● ВЫПОЛНИТЕ ЗАДАНИЯ:
**a.** Перепишите фрагмент отрывка о процессе Золя от слов «Затем судья перечитал» до слов «могу не понять.» включительно, заменив «телеграмму» на «письмо».
**b.** Ответьте на вопросы по отрывку о процессе Золя.
(i) С друзьями из какого издания м-р Жорес особенно часто обсуждал утверждения м-ра Папийо?
(ii) Под каким заголовком «Либр Пароль» опубликовала заметку?
(iii) Сколько лет отец м-ра Лабори прослужил в Восточной железнодорожной компании?
**c.** Напишите продолжение отрывка о процессе Золя, которое следует за его последним предложением.

● ИЗБРАННЫЙ ОТРЫВОК:
/---
Затем судья перечитал телеграмму от м-ра Папийо, и м-р Жорес добавил:

«Я самым абсолютным образом подтверждаю заявления, сделанные в моих показаниях. Я добавлю, что в спорах между друзьями — ибо самые близкие друзья были разделены в течение многих недель — многие не соглашались со мной относительно дела м-ра Эстерхази и ведения процесса. И этим людям я часто приводил, особенно в дискуссиях с моими друзьями из «Ла Депеш», утверждения, сделанные м-ром Папийо».

М-р Лабори: «Господа присяжные, «Либр Пароль» сегодня утром публикует под заголовком «Защитник Золя» следующую заметку, смысл которой я не могу не понять.

Один из наших читателей спрашивает нас, знаем ли мы члена Парижской коллегии адвокатов, немецкого происхождения, натурализованного француза, который женился на английской еврейке и чей отец, все еще немец, является сейчас железнодорожным инспектором по ту сторону Рейна. Направлен ли этот вопрос на м-ра Лабори, театрального защитника Золя? Во всяком случае, несомненно, что, как и все, кто участвует прямо или косвенно в антифранцузском заговоре, м-р Лабори имеет иностранные связи. Он женился на молодой женщине по имени Оки, протестантке по происхождению, после ее развода с м-ром Пахманом, немцем, если я не ошибаюсь, от которого у нее есть дети, которых их отец навещает в их новой семье. Я привожу эту информацию, чтобы показать, что м-р Лабори находился под влиянием, не совсем националистическим, хотя я остерегаюсь следовать его примеру, втягивая в это дело женщин, которые не имеют к нему никакого отношения.

«Господа присяжные, по поводу этой заметки я не буду делать никаких комментариев. Я отвечаю фактами, и, поскольку я полон решимости не позволить ничему остановить меня в задаче, которую я взял на себя, и поскольку я ожидаю, что будут предприняты другие нападки, я заявляю, что отвечаю раз и навсегда. Вот мой ответ: я не натурализован. Я родился в Реймсе, от отца-француза. Моя жена не израильтянка. М-р Пахман так редко бывает у меня дома, что я не имею чести быть с ним лично знакомым. Он не немец; он русский. Он родился в Одессе; его отец был профессором Одесского университета; его брат сейчас русский сенатор в Санкт-Петербурге. Мой отец был эльзасцем. Сорок пять лет он прослужил в Восточной железнодорожной компании. В этом качестве он участвовал в кампании 1870 года, во время которой ему было поручено в лагере Шалон обеспечение посадки французских войск. В 1871 году он был рад принять на Реймсском вокзале из рук пруссаков службу французских железных дорог. Именно в тот период своей жизни, возможно, он был призван к величайшему доказательству своего патриотизма. С 1871 года ему было поручено, совместно с военными комиссиями, организация национальной обороны на железнодорожной линии, с которой он связан. Семь лет назад, в январе 1891 года, если я не ошибаюсь, мой отец был награжден орденом Почетного легиона по просьбе и при посредничестве четвертого бюро штаба военного министра, и именно генерал де Буадефр объявил ему о награждении с поздравлениями, которые он счел своим долгом добавить. Таков, господа присяжные, мой ответ. Я просто прошу вас судить по этому инциденту о ценности определенных нападок и определенных утверждений».
\---
● Записи данных:
/---
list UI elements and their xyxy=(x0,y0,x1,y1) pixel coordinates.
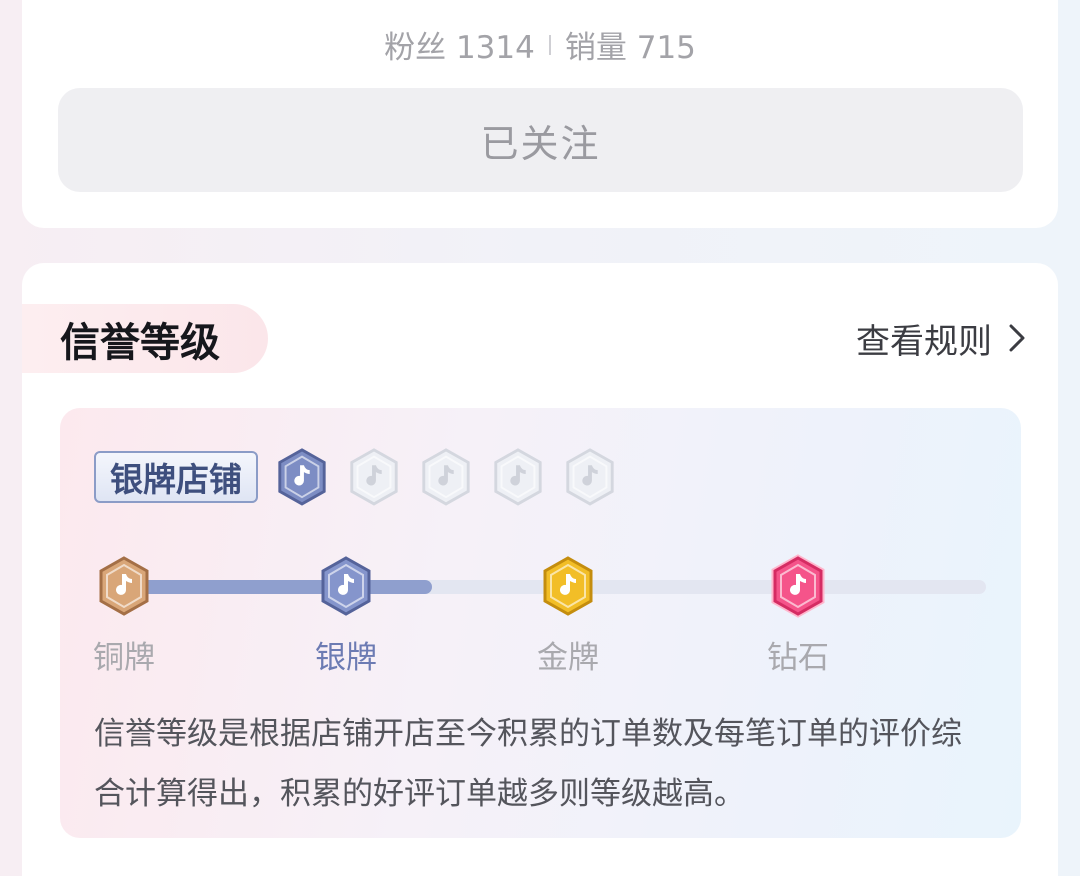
fans-count: 1314 xyxy=(455,30,535,66)
shop-info-card: 粉丝 1314 销量 715 已关注 xyxy=(22,0,1058,228)
level-silver-label: 银牌 xyxy=(315,640,377,676)
level-diamond-icon xyxy=(738,554,858,618)
level-gold: 金牌 xyxy=(508,554,628,677)
sub-level-hex-icon xyxy=(346,446,402,508)
sub-level-hex-icon xyxy=(562,446,618,508)
credit-level-title: 信誉等级 xyxy=(22,304,268,373)
sales-count: 715 xyxy=(636,30,696,66)
level-gold-icon xyxy=(508,554,628,618)
credit-level-panel: 银牌店铺 铜牌 银牌 金牌 钻石 信誉等级是根据店铺开店至今积累的订单数及每笔订… xyxy=(60,408,1021,838)
credit-level-card: 信誉等级 查看规则 银牌店铺 铜牌 银牌 金牌 钻石 信誉等级是根据店铺开店至今… xyxy=(22,263,1058,876)
followed-button[interactable]: 已关注 xyxy=(58,88,1023,192)
fans-label: 粉丝 xyxy=(384,30,447,66)
level-bronze-icon xyxy=(64,554,184,618)
sub-level-hex-icon xyxy=(418,446,474,508)
shop-stats: 粉丝 1314 销量 715 xyxy=(22,22,1058,67)
chevron-right-icon xyxy=(1009,324,1025,352)
level-diamond: 钻石 xyxy=(738,554,858,677)
level-bronze: 铜牌 xyxy=(64,554,184,677)
shop-level-badge: 银牌店铺 xyxy=(94,451,258,503)
level-diamond-label: 钻石 xyxy=(767,640,829,676)
view-rules-link[interactable]: 查看规则 xyxy=(856,315,1026,362)
level-gold-label: 金牌 xyxy=(537,640,599,676)
sales-label: 销量 xyxy=(564,30,627,66)
view-rules-label: 查看规则 xyxy=(856,321,992,362)
level-bronze-label: 铜牌 xyxy=(93,640,155,676)
level-silver-icon xyxy=(286,554,406,618)
badge-row: 银牌店铺 xyxy=(94,446,618,508)
stats-divider xyxy=(548,34,551,55)
sub-level-hex-icon xyxy=(274,446,330,508)
level-silver: 银牌 xyxy=(286,554,406,677)
credit-description: 信誉等级是根据店铺开店至今积累的订单数及每笔订单的评价综合计算得出，积累的好评订… xyxy=(94,716,962,812)
sub-level-hex-icon xyxy=(490,446,546,508)
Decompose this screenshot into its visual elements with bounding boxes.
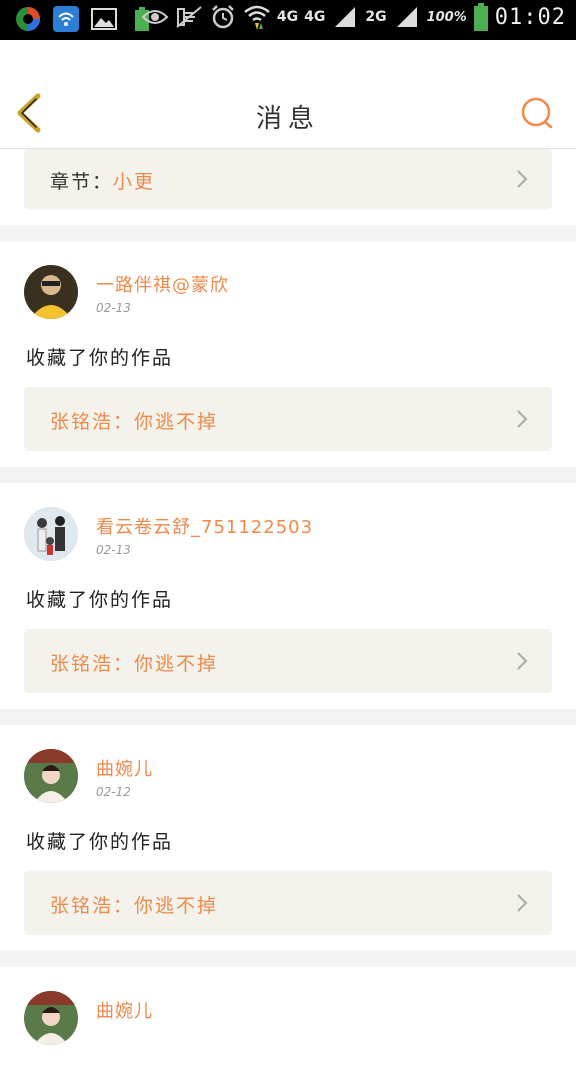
\---
● ОТВЕТЫ К ЗАДАНИЯМ:
**a.**
Затем судья перечитал письмо от м-ра Папийо, и м-р Жорес добавил:

«Я самым абсолютным образом подтверждаю заявления, сделанные в моих показаниях. Я добавлю, что в спорах между друзьями — ибо самые близкие друзья были разделены в течение многих недель — многие не соглашались со мной относительно дела м-ра Эстерхази и ведения процесса. И этим людям я часто приводил, особенно в дискуссиях с моими друзьями из «Ла Депеш», утверждения, сделанные м-ром Папийо».

М-р Лабори: «Господа присяжные, «Либр Пароль» сегодня утром публикует под заголовком «Защитник Золя» следующую заметку, смысл которой я не могу не понять.

**b.**
(i) Из «Ла Депеш».
(ii) «Защитник Золя».
(iii) Сорок пять лет.

**c.**
После этих инцидентов свидетельскую трибуну снова занял м-р Бертильон, который заявил в ответ на вопрос, что ему не удалось получить из военного министерства документы, о которых он говорил в субботу.

М-р Клемансо: «На каких условиях м-р Бертильон просил их и на каких условиях они были отказаны?»

М-р Бертильон: «Я остаюсь на почве своих предыдущих показаний».

Судья: «М-р Клемансо спрашивает вас, как вы просили эти документы и как они были отказаны».

М-р Бертильон: «Военное министерство заплатило восемьсот франков за эти документы. Я внес эту сумму в муниципальную казну, считая, что эти документы были сделаны с помощью продуктов моей лаборатории. Они остаются собственностью военного министерства; я временно владею ими. На самом деле я должен был сдать их секретарю военного министерства. Я всего лишь свидетель; не моя обязанность исполнять поручения».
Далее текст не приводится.